>> BEGIN DOCUMENT SEGMENT

Ethereum has shown a significant correlation with small-cap equities, which are particularly affected by interest rates, and analysts suggest both may rise with forthcoming cuts expected.
Macro investor outlet Milk Road reported on Tuesday that an “almost spooky” correlation exists between Ether (ETH) and the Russell 2000 Index, which tracks small-cap stocks.
Both are notably responsive to interest rate fluctuations, and with up to four consecutive cuts possibly on the way, the analysts advised to “anticipate both moving upward together.”
The Russell 2000 Index monitors 2,000 US publicly traded companies with smaller market caps and is commonly used to evaluate US economic performance.
CME futures markets currently indicate a 95.7% chance of a 0.25% rate cut by the Federal Reserve at its Oct. 29 meeting, with an 82.2% probability of an additional cut in December.
“Unlike Bitcoin, Ether yields returns, which is significant in a context where rate cuts are not only expected but almost assured,” Justin d’Anethan, head of partnerships at crypto private markets firm Arctic Digital, stated to Cointelegraph.

>> END DOCUMENT SEGMENT

▸ **PROMPT A**:
Summarize the passage on Ether and small-cap stocks in two sentences.
▸ **PROMPT B**:
In the listing, swap "arrowhead" for "arrow tip" from the line with "svg-text:MIN_TOFF: MIN_TOFF [34, 193, 80, 205]" to the line with "svg-text:CS: CS [65, 135, 79, 147]", changing nothing else, and return only those lines.
The passage and the listing have no connection to each other.

>> BEGIN GIVEN DATA

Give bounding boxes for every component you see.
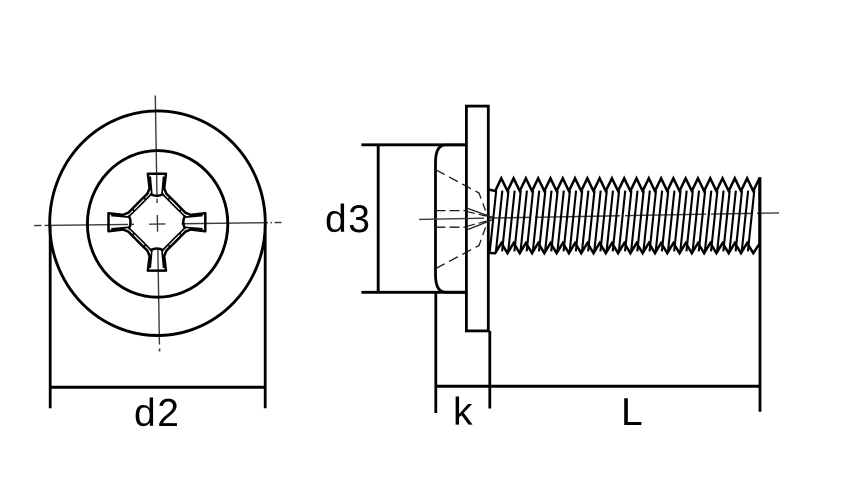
d2 extension line right	[264, 226, 267, 408]
phillips recess arm top	[138, 174, 176, 203]
recess taper line lower solid	[468, 219, 494, 229]
front view horizontal centerline	[34, 223, 282, 226]
L extension line right (thread end extended)	[759, 177, 762, 411]
label k	[453, 391, 473, 435]
front view vertical centerline	[155, 96, 159, 345]
thread crest bottom zigzag	[488, 243, 759, 253]
label d2	[134, 392, 180, 436]
recess hidden outline upper diagonal (dashed)	[436, 170, 486, 211]
thread flank lines	[490, 191, 755, 252]
d3 extension line bottom	[361, 291, 467, 294]
k extension line left (head face extended)	[434, 292, 437, 413]
d2 extension line left	[49, 226, 52, 408]
label L	[621, 391, 643, 435]
side view centerline	[419, 213, 779, 220]
recess slot taper dashed upper (in washer)	[467, 212, 491, 218]
phillips recess arm right	[176, 203, 205, 241]
k extension line right (washer face extended)	[488, 331, 491, 409]
phillips recess chamfer ticks	[111, 177, 202, 268]
d2 dimension line	[50, 386, 265, 389]
thread crest top zigzag	[488, 178, 759, 191]
d3 dimension line	[377, 145, 380, 292]
k and L dimension line	[436, 385, 760, 388]
washer outer circle (front view)	[50, 111, 266, 336]
recess slot upper edge (dashed)	[436, 210, 467, 212]
d3 extension line top	[361, 143, 467, 146]
label d3	[325, 198, 371, 242]
captive washer (side view)	[466, 106, 488, 331]
recess taper line upper solid	[468, 209, 494, 218]
recess slot lower edge (dashed)	[436, 226, 467, 228]
recess hidden outline lower diagonal (dashed)	[436, 228, 486, 269]
thread end face	[758, 177, 761, 243]
phillips recess arm left	[109, 203, 138, 241]
phillips recess arm bottom	[138, 241, 176, 270]
recess slot taper dashed lower (in washer)	[467, 220, 491, 227]
front view vertical centerline end dot	[159, 349, 161, 352]
head outer circle (front view)	[87, 151, 227, 298]
screw head profile (side view)	[436, 145, 468, 292]
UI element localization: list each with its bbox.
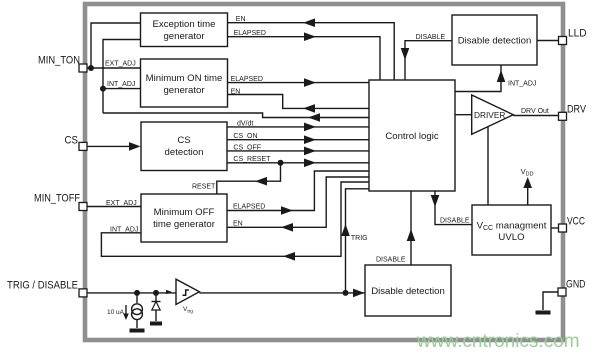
svg-text:MIN_TOFF: MIN_TOFF [34, 193, 80, 205]
block Exception time generator [141, 13, 228, 47]
wire diode cathode to ground [155, 310, 157, 321]
wire DISABLE top detection to control logic [405, 41, 452, 80]
wire TRIG line comparator to control logic [346, 189, 370, 293]
block Disable detection bottom [365, 265, 451, 316]
wire MinON INT_ADJ branch [103, 88, 141, 90]
current direction arrow 10uA [125, 305, 127, 315]
svg-text:time generator: time generator [153, 219, 216, 230]
arrowhead TRIG up [341, 224, 350, 236]
wire MIN_TON branch up to Exception EXT input [91, 23, 141, 68]
op-amp DRIVER U2 [472, 95, 514, 134]
svg-text:Disable detection: Disable detection [458, 36, 532, 47]
arrowhead INT_ADJ MinOFF left [283, 252, 295, 261]
wire ELAPSED MinOFF line [227, 171, 369, 211]
svg-text:CS_OFF: CS_OFF [233, 144, 261, 151]
outer IC frame [85, 4, 563, 340]
wire EN exception line [228, 23, 395, 80]
ground current source [130, 329, 145, 333]
svg-text:Disable detection: Disable detection [371, 286, 445, 297]
svg-text:CS_ON: CS_ON [233, 133, 257, 140]
svg-text:INT_ADJ: INT_ADJ [508, 81, 536, 88]
wire control logic to driver input [455, 114, 472, 116]
svg-text:Control logic: Control logic [385, 131, 439, 142]
svg-text:UVLO: UVLO [498, 232, 524, 243]
svg-text:10 uA: 10 uA [107, 309, 125, 316]
pin MIN_TOFF [79, 203, 87, 211]
arrowhead dV/dt right [304, 123, 316, 132]
svg-text:DISABLE: DISABLE [376, 257, 406, 264]
wire CS_ON line [227, 139, 369, 141]
wire UVLO to VCC pin [551, 227, 558, 229]
svg-text:generator: generator [163, 31, 205, 42]
block Disable detection top [452, 15, 537, 65]
svg-text:dV/dt: dV/dt [237, 120, 253, 127]
svg-text:CS: CS [65, 135, 79, 147]
pin GND [558, 288, 566, 296]
svg-text:DISABLE: DISABLE [416, 34, 446, 41]
wire INT_ADJ control logic to top disable detection [455, 65, 501, 92]
wire CS_OFF line [227, 150, 369, 152]
wire MinOFF INT_ADJ line from control logic [101, 182, 369, 256]
wire top disable detection to LLD pin [537, 40, 558, 42]
wire CS input [87, 145, 138, 147]
svg-text:INT_ADJ: INT_ADJ [107, 81, 135, 88]
arrowhead comparator input [166, 290, 172, 295]
svg-text:RESET: RESET [192, 184, 216, 191]
schmitt hysteresis symbol [183, 290, 189, 295]
svg-text:ELAPSED: ELAPSED [231, 76, 263, 83]
arrowhead INT_ADJ long left [308, 113, 320, 122]
wire RESET branch to MinOFF top [217, 163, 281, 194]
svg-text:DRIVER: DRIVER [474, 110, 505, 120]
svg-text:CS: CS [177, 135, 190, 146]
ground GND pin [536, 311, 551, 315]
svg-text:Minimum ON time: Minimum ON time [146, 73, 223, 84]
pin MIN_TON [79, 64, 87, 72]
arrowhead CS_RESET right [304, 159, 316, 168]
block Minimum OFF time generator [141, 194, 227, 242]
arrowhead CS input right [129, 142, 141, 151]
svg-text:EXT_ADJ: EXT_ADJ [106, 200, 137, 207]
pin CS [79, 142, 87, 150]
arrowhead DISABLE mid down [431, 195, 440, 207]
wire current source bottom to ground [136, 320, 138, 328]
wire current source top [136, 293, 138, 303]
ground diode [150, 322, 162, 326]
block CS detection [141, 122, 227, 171]
wire CS_RESET line [227, 162, 369, 164]
arrowhead DISABLE top down [401, 48, 410, 60]
arrowhead ELAPSED exception right [304, 32, 316, 41]
wire EN MinOFF line [227, 177, 369, 227]
arrowhead EN MinOFF left [281, 223, 293, 232]
diode D1 [152, 301, 161, 303]
block Control logic [369, 80, 455, 191]
arrowhead DISABLE bottom up [407, 229, 416, 241]
arrowhead VDD up [523, 177, 532, 188]
wire dV/dt line [227, 126, 369, 128]
svg-text:DRV Out: DRV Out [521, 108, 549, 115]
arrowhead CS_OFF right [304, 147, 316, 156]
wire MIN_TOFF pin to MinOFF EXT_ADJ [87, 206, 141, 208]
svg-text:EN: EN [236, 16, 246, 23]
svg-text:Minimum OFF: Minimum OFF [154, 207, 215, 218]
node junction comparator output [343, 290, 349, 296]
svg-text:ELAPSED: ELAPSED [233, 204, 265, 211]
svg-text:EXT_ADJ: EXT_ADJ [105, 61, 136, 68]
wire driver output to DRV pin [513, 115, 558, 117]
node junction diode tap [153, 290, 159, 296]
wire EN MinON line [228, 95, 370, 109]
svg-text:EN: EN [231, 89, 241, 96]
block VCC management UVLO [472, 205, 551, 255]
wire ELAPSED exception line [228, 37, 381, 80]
svg-text:CS_RESET: CS_RESET [233, 156, 271, 163]
svg-text:detection: detection [165, 147, 204, 158]
wire INT_ADJ net vertical (Exception INT / MinON INT) [103, 40, 141, 114]
svg-text:DRV: DRV [567, 104, 587, 116]
comparator U1 schmitt trigger [176, 279, 199, 304]
svg-text:generator: generator [163, 85, 205, 96]
arrowhead ELAPSED MinOFF right [281, 206, 293, 215]
svg-text:EN: EN [233, 221, 243, 228]
svg-text:ELAPSED: ELAPSED [234, 30, 266, 37]
wire DISABLE control logic to VCC UVLO [435, 191, 472, 225]
wire GND pin to ground [543, 292, 558, 310]
svg-text:TRIG / DISABLE: TRIG / DISABLE [7, 280, 78, 292]
node junction INT_ADJ [100, 86, 106, 92]
svg-text:GND: GND [566, 279, 586, 291]
arrowhead INT_ADJ right up [497, 70, 506, 82]
pin DRV [559, 112, 567, 120]
svg-text:VCC: VCC [567, 216, 585, 228]
node junction MIN_TON [88, 65, 94, 71]
wire driver supply from UVLO [487, 126, 489, 205]
node junction CS_RESET [278, 160, 284, 166]
svg-text:MIN_TON: MIN_TON [38, 55, 80, 67]
wire ELAPSED MinON line [228, 82, 370, 84]
arrowhead into bottom disable right [353, 289, 365, 298]
wire VDD arrow from UVLO top [527, 180, 529, 205]
arrowhead CS_ON right [304, 135, 316, 144]
wire MIN_TON pin to MinON EXT_ADJ [87, 67, 141, 69]
svg-text:TRIG: TRIG [351, 235, 368, 242]
wire TRIG/DISABLE pin to comparator [87, 292, 176, 294]
arrowhead ELAPSED MinON right [304, 78, 316, 87]
arrowhead RESET left [255, 177, 267, 186]
current source I1 circles [132, 304, 143, 315]
wire INT_ADJ long line to control logic [103, 113, 369, 118]
block Minimum ON time generator [141, 59, 228, 107]
node junction current source tap [134, 290, 140, 296]
svg-text:Exception time: Exception time [153, 19, 216, 30]
arrowhead EN exception left [303, 18, 315, 27]
wire DISABLE bottom block to control logic [410, 191, 412, 265]
pin TRIG/DISABLE [79, 289, 87, 297]
pin VCC [559, 224, 567, 232]
svg-text:INT_ADJ: INT_ADJ [110, 226, 138, 233]
wire diode anode [155, 293, 157, 301]
svg-text:LLD: LLD [568, 28, 587, 40]
pin LLD [559, 37, 567, 45]
svg-text:www.cntronics.com: www.cntronics.com [416, 331, 580, 352]
svg-text:DISABLE: DISABLE [440, 218, 470, 225]
arrowhead EN MinON left [303, 104, 315, 113]
wire comparator output to bottom disable detection [199, 292, 365, 294]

>> END GIVEN DATA

▸ **SOLUTION A**:
Ether has shown a close correlation with the Russell 2000 small-cap index, and because both respond strongly to interest rates, analysts expect them to rise together as several rate cuts appear to be coming. CME futures markets indicate a 95.7% chance of a 0.25% Federal Reserve cut at the Oct. 29 meeting and an 82.2% probability of another cut in December.

▸ **SOLUTION B**:
svg-text:MIN_TOFF: MIN_TOFF [34, 193, 80, 205]
block Exception time generator [141, 13, 228, 47]
wire diode cathode to ground [155, 310, 157, 321]
wire DISABLE top detection to control logic [405, 41, 452, 80]
wire TRIG line comparator to control logic [346, 189, 370, 293]
block Disable detection bottom [365, 265, 451, 316]
wire MinON INT_ADJ branch [103, 88, 141, 90]
current direction arrow 10uA [125, 305, 127, 315]
svg-text:time generator: time generator [153, 219, 216, 230]
arrow tip TRIG up [341, 224, 350, 236]
wire MIN_TON branch up to Exception EXT input [91, 23, 141, 68]
op-amp DRIVER U2 [472, 95, 514, 134]
svg-text:Disable detection: Disable detection [458, 36, 532, 47]
arrow tip INT_ADJ MinOFF left [283, 252, 295, 261]
wire ELAPSED MinOFF line [227, 171, 369, 211]
svg-text:CS_OFF: CS_OFF [233, 144, 261, 151]
outer IC frame [85, 4, 563, 340]
wire EN exception line [228, 23, 395, 80]
ground current source [130, 329, 145, 333]
svg-text:Disable detection: Disable detection [371, 286, 445, 297]
svg-text:CS_ON: CS_ON [233, 133, 257, 140]
svg-text:INT_ADJ: INT_ADJ [508, 81, 536, 88]
wire control logic to driver input [455, 114, 472, 116]
svg-text:Control logic: Control logic [385, 131, 439, 142]
svg-text:UVLO: UVLO [498, 232, 524, 243]
svg-text:10 uA: 10 uA [107, 309, 125, 316]
pin MIN_TOFF [79, 203, 87, 211]
arrow tip dV/dt right [304, 123, 316, 132]
svg-text:DISABLE: DISABLE [376, 257, 406, 264]
wire CS_ON line [227, 139, 369, 141]
wire UVLO to VCC pin [551, 227, 558, 229]
svg-text:generator: generator [163, 31, 205, 42]
block Disable detection top [452, 15, 537, 65]
svg-text:dV/dt: dV/dt [237, 120, 253, 127]
svg-text:CS: CS [65, 135, 79, 147]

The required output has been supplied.